◆ WORK REQUIRED: List every line below containing "与文意不符".
-------- GIVEN DATA
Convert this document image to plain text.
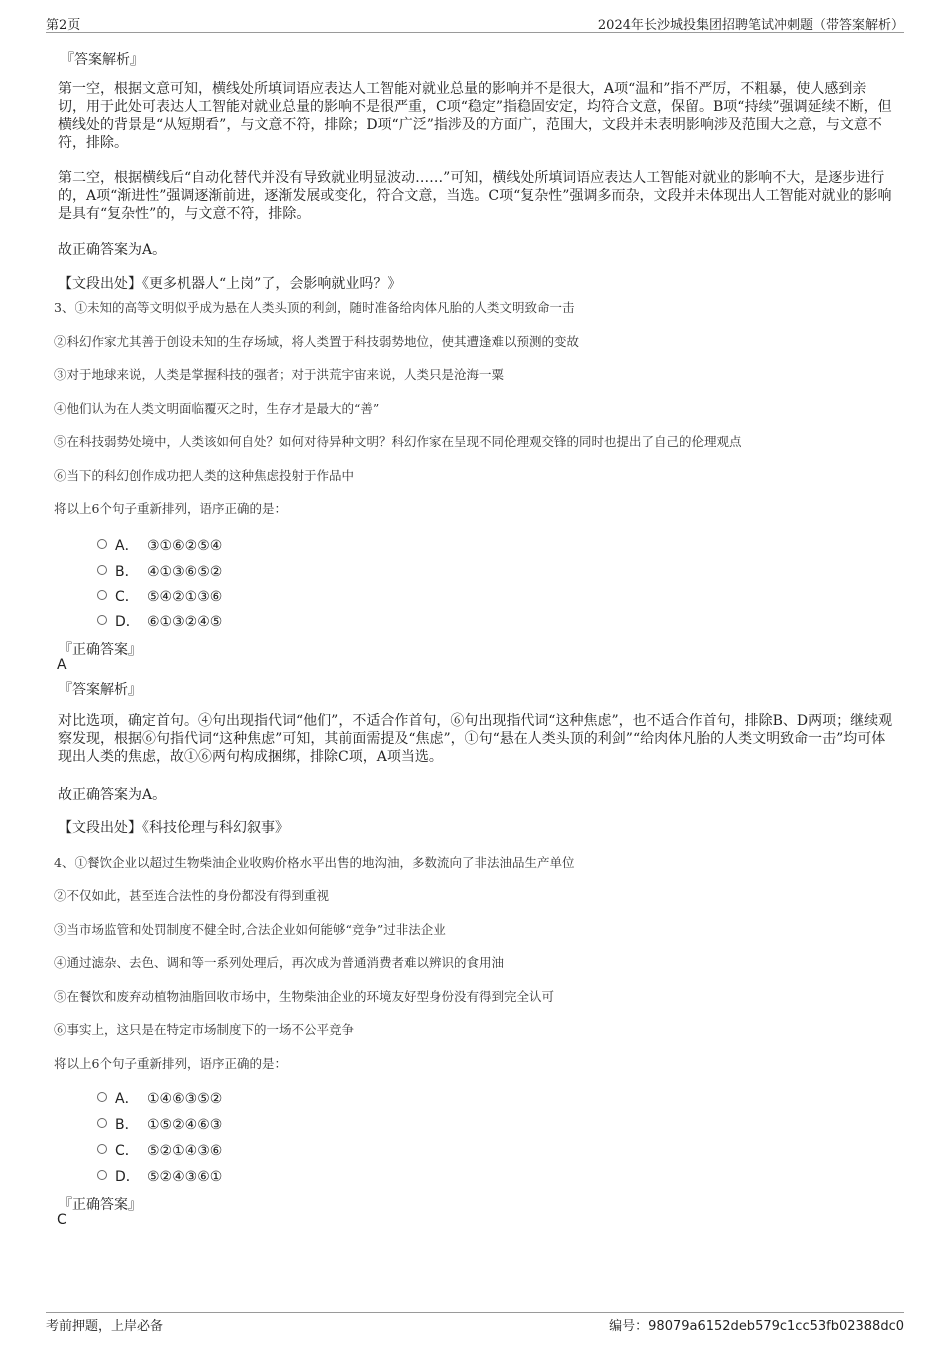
第2页	2024年长沙城投集团招聘笔试冲刺题（带答案解析）
『答案解析』
第一空，根据文意可知，横线处所填词语应表达人工智能对就业总量的影响并不是很大，A项“温和”指不严厉，不粗暴，使人感到亲切，用于此处可表达人工智能对就业总量的影响不是很严重，C项“稳定”指稳固安定，均符合文意，保留。B项“持续”强调延续不断，但横线处的背景是“从短期看”，与文意不符，排除；D项“广泛”指涉及的方面广，范围大，文段并未表明影响涉及范围大之意，与文意不符，排除。
第二空，根据横线后“自动化替代并没有导致就业明显波动……”可知，横线处所填词语应表达人工智能对就业的影响不大，是逐步进行的，A项“渐进性”强调逐渐前进，逐渐发展或变化，符合文意，当选。C项“复杂性”强调多而杂，文段并未体现出人工智能对就业的影响是具有“复杂性”的，与文意不符，排除。
故正确答案为A。
【文段出处】《更多机器人“上岗”了，会影响就业吗？》
3、①未知的高等文明似乎成为悬在人类头顶的利剑，随时准备给肉体凡胎的人类文明致命一击
②科幻作家尤其善于创设未知的生存场域，将人类置于科技弱势地位，使其遭逢难以预测的变故
③对于地球来说，人类是掌握科技的强者；对于洪荒宇宙来说，人类只是沧海一粟
④他们认为在人类文明面临覆灭之时，生存才是最大的“善”
⑤在科技弱势处境中，人类该如何自处？如何对待异种文明？科幻作家在呈现不同伦理观交锋的同时也提出了自己的伦理观点
⑥当下的科幻创作成功把人类的这种焦虑投射于作品中
将以上6个句子重新排列，语序正确的是：
A． ③①⑥②⑤④
B． ④①③⑥⑤②
C． ⑤④②①③⑥
D． ⑥①③②④⑤
『正确答案』
A
『答案解析』
对比选项，确定首句。④句出现指代词“他们”，不适合作首句，⑥句出现指代词“这种焦虑”，也不适合作首句，排除B、D两项；继续观察发现，根据⑥句指代词“这种焦虑”可知，其前面需提及“焦虑”，①句“悬在人类头顶的利剑”“给肉体凡胎的人类文明致命一击”均可体现出人类的焦虑，故①⑥两句构成捆绑，排除C项，A项当选。
故正确答案为A。
【文段出处】《科技伦理与科幻叙事》
4、①餐饮企业以超过生物柴油企业收购价格水平出售的地沟油，多数流向了非法油品生产单位
②不仅如此，甚至连合法性的身份都没有得到重视
③当市场监管和处罚制度不健全时,合法企业如何能够“竞争”过非法企业
④通过滤杂、去色、调和等一系列处理后，再次成为普通消费者难以辨识的食用油
⑤在餐饮和废弃动植物油脂回收市场中，生物柴油企业的环境友好型身份没有得到完全认可
⑥事实上，这只是在特定市场制度下的一场不公平竞争
将以上6个句子重新排列，语序正确的是：
A． ①④⑥③⑤②
B． ①⑤②④⑥③
C． ⑤②①④③⑥
D． ⑤②④③⑥①
『正确答案』
C
考前押题，上岸必备	编号：98079a6152deb579c1cc53fb02388dc0
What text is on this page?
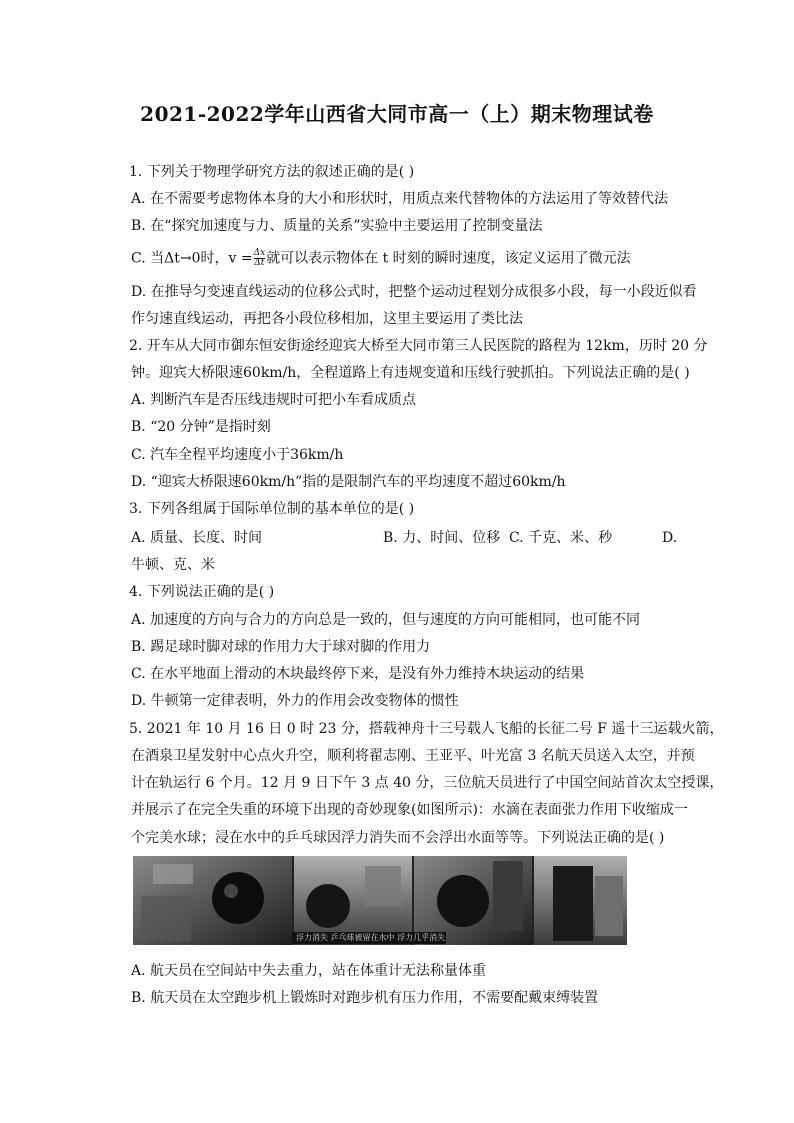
2021-2022学年山西省大同市高一（上）期末物理试卷
1. 下列关于物理学研究方法的叙述正确的是( )
A. 在不需要考虑物体本身的大小和形状时，用质点来代替物体的方法运用了等效替代法
B. 在“探究加速度与力、质量的关系”实验中主要运用了控制变量法
C. 当Δt→0时，$v = \frac{\Delta x}{\Delta t}$ 就可以表示物体在 t 时刻的瞬时速度，该定义运用了微元法
D. 在推导匀变速直线运动的位移公式时，把整个运动过程划分成很多小段，每一小段近似看
作匀速直线运动，再把各小段位移相加，这里主要运用了类比法
2. 开车从大同市御东恒安街途经迎宾大桥至大同市第三人民医院的路程为 12km，历时 20 分
钟。迎宾大桥限速60km/h，全程道路上有违规变道和压线行驶抓拍。下列说法正确的是( )
A. 判断汽车是否压线违规时可把小车看成质点
B. “20 分钟”是指时刻
C. 汽车全程平均速度小于36km/h
D. “迎宾大桥限速60km/h”指的是限制汽车的平均速度不超过60km/h
3. 下列各组属于国际单位制的基本单位的是( )
A. 质量、长度、时间	B. 力、时间、位移 C. 千克、米、秒	D.
牛顿、克、米
4. 下列说法正确的是( )
A. 加速度的方向与合力的方向总是一致的，但与速度的方向可能相同，也可能不同
B. 踢足球时脚对球的作用力大于球对脚的作用力
C. 在水平地面上滑动的木块最终停下来，是没有外力维持木块运动的结果
D. 牛顿第一定律表明，外力的作用会改变物体的惯性
5. 2021 年 10 月 16 日 0 时 23 分，搭载神舟十三号载人飞船的长征二号 F 遥十三运载火箭，
在酒泉卫星发射中心点火升空，顺利将翟志刚、王亚平、叶光富 3 名航天员送入太空，并预
计在轨运行 6 个月。12 月 9 日下午 3 点 40 分，三位航天员进行了中国空间站首次太空授课，
并展示了在完全失重的环境下出现的奇妙现象(如图所示)：水滴在表面张力作用下收缩成一
个完美水球；浸在水中的乒乓球因浮力消失而不会浮出水面等等。下列说法正确的是( )
浮力消失 乒乓球被留在水中 浮力几乎消失
A. 航天员在空间站中失去重力，站在体重计无法称量体重
B. 航天员在太空跑步机上锻炼时对跑步机有压力作用，不需要配戴束缚装置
----------------
◆ FINAL ANSWER:
第一空，根据文意可知，横线处所填词语应表达人工智能对就业总量的影响并不是很大，A项“温和”指不严厉，不粗暴，使人感到亲切，用于此处可表达人工智能对就业总量的影响不是很严重，C项“稳定”指稳固安定，均符合文意，保留。B项“持续”强调延续不断，但横线处的背景是“从短期看”，与文意不符，排除；D项“广泛”指涉及的方面广，范围大，文段并未表明影响涉及范围大之意，与文意不符，排除。
第二空，根据横线后“自动化替代并没有导致就业明显波动……”可知，横线处所填词语应表达人工智能对就业的影响不大，是逐步进行的，A项“渐进性”强调逐渐前进，逐渐发展或变化，符合文意，当选。C项“复杂性”强调多而杂，文段并未体现出人工智能对就业的影响是具有“复杂性”的，与文意不符，排除。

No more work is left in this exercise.